Problem to solve:
Copy out every line exactly, passing over the pictures.

Data provided:
____
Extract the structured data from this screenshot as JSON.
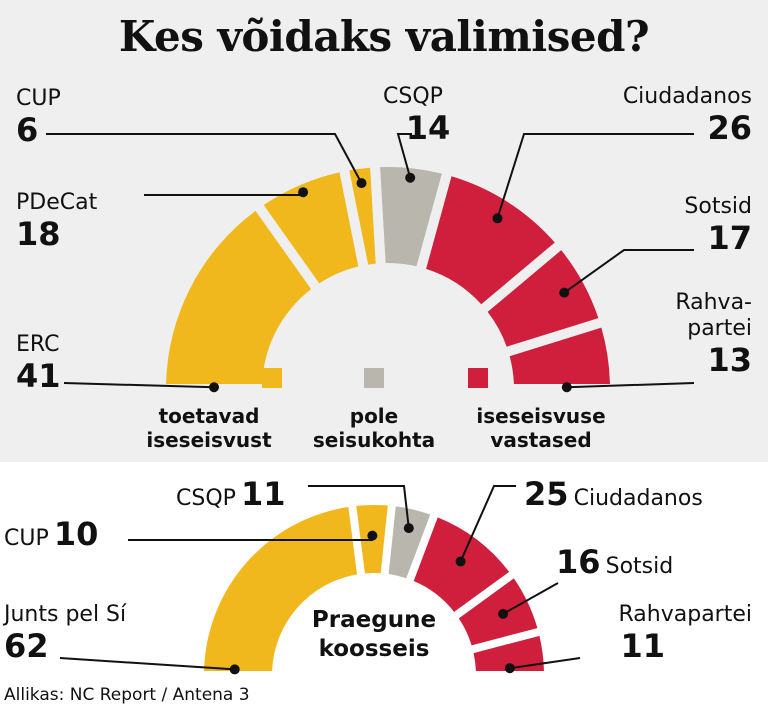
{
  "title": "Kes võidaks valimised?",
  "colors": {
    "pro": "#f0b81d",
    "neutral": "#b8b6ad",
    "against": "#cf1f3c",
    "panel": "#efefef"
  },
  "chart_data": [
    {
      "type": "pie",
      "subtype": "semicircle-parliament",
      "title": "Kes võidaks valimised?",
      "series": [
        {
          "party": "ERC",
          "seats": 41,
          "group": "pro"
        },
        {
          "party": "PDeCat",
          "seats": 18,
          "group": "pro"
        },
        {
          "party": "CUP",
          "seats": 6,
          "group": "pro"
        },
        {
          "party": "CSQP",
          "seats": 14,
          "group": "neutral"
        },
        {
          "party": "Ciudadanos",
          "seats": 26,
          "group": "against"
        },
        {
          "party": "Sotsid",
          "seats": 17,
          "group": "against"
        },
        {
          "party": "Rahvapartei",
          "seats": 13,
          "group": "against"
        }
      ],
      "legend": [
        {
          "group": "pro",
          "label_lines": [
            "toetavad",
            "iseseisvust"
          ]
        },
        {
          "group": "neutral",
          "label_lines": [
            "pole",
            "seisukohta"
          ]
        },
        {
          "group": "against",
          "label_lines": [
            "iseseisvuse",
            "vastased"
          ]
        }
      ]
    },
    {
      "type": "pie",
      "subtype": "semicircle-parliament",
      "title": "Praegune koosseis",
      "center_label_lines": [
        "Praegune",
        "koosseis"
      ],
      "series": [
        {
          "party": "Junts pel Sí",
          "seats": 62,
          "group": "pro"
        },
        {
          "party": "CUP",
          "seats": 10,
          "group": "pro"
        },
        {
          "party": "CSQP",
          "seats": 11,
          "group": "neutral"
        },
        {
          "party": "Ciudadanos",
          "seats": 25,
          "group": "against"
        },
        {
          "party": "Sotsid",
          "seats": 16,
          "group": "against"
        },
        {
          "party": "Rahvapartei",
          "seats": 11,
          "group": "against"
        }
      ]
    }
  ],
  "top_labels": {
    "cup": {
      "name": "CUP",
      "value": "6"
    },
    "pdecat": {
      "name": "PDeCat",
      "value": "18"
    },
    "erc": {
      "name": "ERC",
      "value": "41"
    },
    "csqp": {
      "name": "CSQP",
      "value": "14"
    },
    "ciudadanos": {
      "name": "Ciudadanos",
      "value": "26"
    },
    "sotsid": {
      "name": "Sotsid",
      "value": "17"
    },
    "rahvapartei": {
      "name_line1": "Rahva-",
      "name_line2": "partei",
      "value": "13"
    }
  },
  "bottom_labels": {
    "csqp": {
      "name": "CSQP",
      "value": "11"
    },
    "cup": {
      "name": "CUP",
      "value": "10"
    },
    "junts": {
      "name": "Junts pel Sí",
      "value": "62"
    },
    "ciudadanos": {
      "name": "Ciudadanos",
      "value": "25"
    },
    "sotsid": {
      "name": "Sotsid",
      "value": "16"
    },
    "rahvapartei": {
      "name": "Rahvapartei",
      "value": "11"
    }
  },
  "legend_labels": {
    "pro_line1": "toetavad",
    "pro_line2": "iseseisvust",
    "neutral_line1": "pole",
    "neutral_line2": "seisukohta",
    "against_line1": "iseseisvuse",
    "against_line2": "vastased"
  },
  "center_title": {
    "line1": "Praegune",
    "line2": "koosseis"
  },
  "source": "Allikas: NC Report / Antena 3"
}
____
Answer below:
Extract the structured data from this screenshot as JSON.
{
  "title": "Kes võidaks valimised?",
  "colors": {
    "pro": "#f0b81d",
    "neutral": "#b8b6ad",
    "against": "#cf1f3c",
    "panel": "#efefef"
  },
  "chart_data": [
    {
      "type": "pie",
      "subtype": "semicircle-parliament",
      "title": "Kes võidaks valimised?",
      "series": [
        {
          "party": "ERC",
          "seats": 41,
          "group": "pro"
        },
        {
          "party": "PDeCat",
          "seats": 18,
          "group": "pro"
        },
        {
          "party": "CUP",
          "seats": 6,
          "group": "pro"
        },
        {
          "party": "CSQP",
          "seats": 14,
          "group": "neutral"
        },
        {
          "party": "Ciudadanos",
          "seats": 26,
          "group": "against"
        },
        {
          "party": "Sotsid",
          "seats": 17,
          "group": "against"
        },
        {
          "party": "Rahvapartei",
          "seats": 13,
          "group": "against"
        }
      ],
      "legend": [
        {
          "group": "pro",
          "label_lines": [
            "toetavad",
            "iseseisvust"
          ]
        },
        {
          "group": "neutral",
          "label_lines": [
            "pole",
            "seisukohta"
          ]
        },
        {
          "group": "against",
          "label_lines": [
            "iseseisvuse",
            "vastased"
          ]
        }
      ]
    },
    {
      "type": "pie",
      "subtype": "semicircle-parliament",
      "title": "Praegune koosseis",
      "center_label_lines": [
        "Praegune",
        "koosseis"
      ],
      "series": [
        {
          "party": "Junts pel Sí",
          "seats": 62,
          "group": "pro"
        },
        {
          "party": "CUP",
          "seats": 10,
          "group": "pro"
        },
        {
          "party": "CSQP",
          "seats": 11,
          "group": "neutral"
        },
        {
          "party": "Ciudadanos",
          "seats": 25,
          "group": "against"
        },
        {
          "party": "Sotsid",
          "seats": 16,
          "group": "against"
        },
        {
          "party": "Rahvapartei",
          "seats": 11,
          "group": "against"
        }
      ]
    }
  ],
  "top_labels": {
    "cup": {
      "name": "CUP",
      "value": "6"
    },
    "pdecat": {
      "name": "PDeCat",
      "value": "18"
    },
    "erc": {
      "name": "ERC",
      "value": "41"
    },
    "csqp": {
      "name": "CSQP",
      "value": "14"
    },
    "ciudadanos": {
      "name": "Ciudadanos",
      "value": "26"
    },
    "sotsid": {
      "name": "Sotsid",
      "value": "17"
    },
    "rahvapartei": {
      "name_line1": "Rahva-",
      "name_line2": "partei",
      "value": "13"
    }
  },
  "bottom_labels": {
    "csqp": {
      "name": "CSQP",
      "value": "11"
    },
    "cup": {
      "name": "CUP",
      "value": "10"
    },
    "junts": {
      "name": "Junts pel Sí",
      "value": "62"
    },
    "ciudadanos": {
      "name": "Ciudadanos",
      "value": "25"
    },
    "sotsid": {
      "name": "Sotsid",
      "value": "16"
    },
    "rahvapartei": {
      "name": "Rahvapartei",
      "value": "11"
    }
  },
  "legend_labels": {
    "pro_line1": "toetavad",
    "pro_line2": "iseseisvust",
    "neutral_line1": "pole",
    "neutral_line2": "seisukohta",
    "against_line1": "iseseisvuse",
    "against_line2": "vastased"
  },
  "center_title": {
    "line1": "Praegune",
    "line2": "koosseis"
  },
  "source": "Allikas: NC Report / Antena 3"
}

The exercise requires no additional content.